**** STORED ROWS
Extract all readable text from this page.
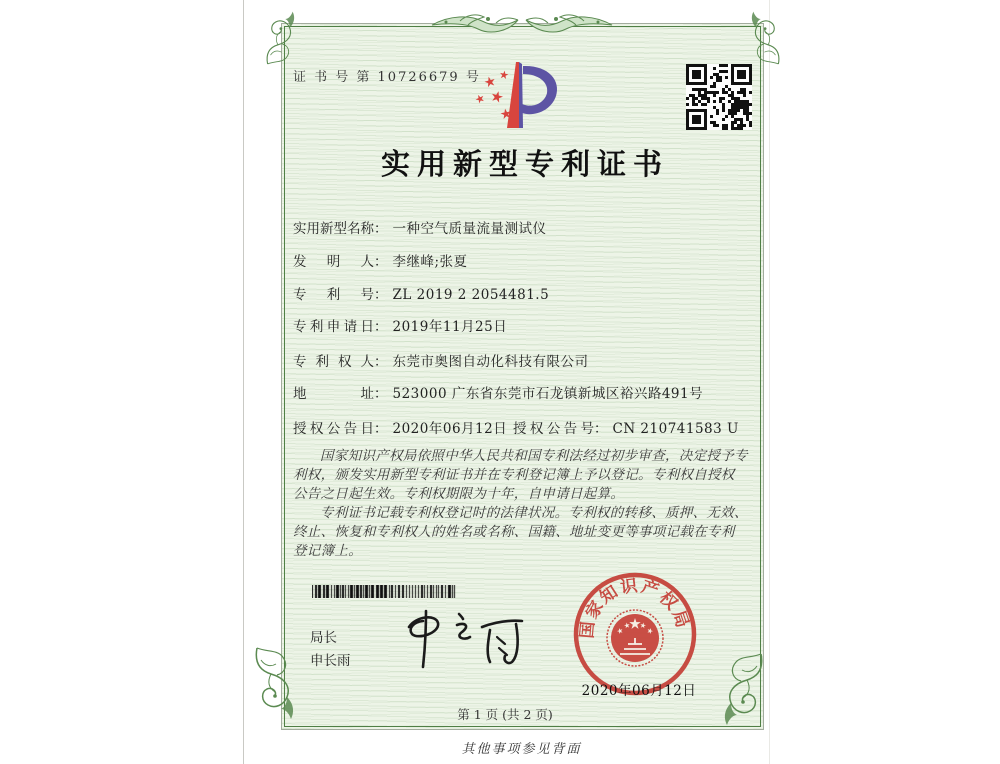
证 书 号 第 10726679 号
实用新型专利证书
实用新型名称： 一种空气质量流量测试仪
发明人： 李继峰;张夏
专利号： ZL 2019 2 2054481.5
专利申请日： 2019年11月25日
专利权人： 东莞市奥图自动化科技有限公司
地址： 523000 广东省东莞市石龙镇新城区裕兴路491号
授权公告日： 2020年06月12日 授权公告号： CN 210741583 U

国家知识产权局依照中华人民共和国专利法经过初步审查，决定授予专利权，颁发实用新型专利证书并在专利登记簿上予以登记。专利权自授权公告之日起生效。专利权期限为十年，自申请日起算。

专利证书记载专利权登记时的法律状况。专利权的转移、质押、无效、终止、恢复和专利权人的姓名或名称、国籍、地址变更等事项记载在专利登记簿上。

局长
申长雨
国
家
知
识 产
权
局
2020年06月12日
第 1 页 (共 2 页)
其他事项参见背面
********
REQUEST » Reproduce each entry precisely, dropping only the pictures.

ANSWER FOR THIS EXERCISE »
Extract all readable text from this page.
证 书 号 第 10726679 号
实用新型专利证书
实用新型名称： 一种空气质量流量测试仪
发明人： 李继峰;张夏
专利号： ZL 2019 2 2054481.5
专利申请日： 2019年11月25日
专利权人： 东莞市奥图自动化科技有限公司
地址： 523000 广东省东莞市石龙镇新城区裕兴路491号
授权公告日： 2020年06月12日 授权公告号： CN 210741583 U

国家知识产权局依照中华人民共和国专利法经过初步审查，决定授予专利权，颁发实用新型专利证书并在专利登记簿上予以登记。专利权自授权公告之日起生效。专利权期限为十年，自申请日起算。

专利证书记载专利权登记时的法律状况。专利权的转移、质押、无效、终止、恢复和专利权人的姓名或名称、国籍、地址变更等事项记载在专利登记簿上。

局长
申长雨
国
家
知
识 产
权
局
2020年06月12日
第 1 页 (共 2 页)
其他事项参见背面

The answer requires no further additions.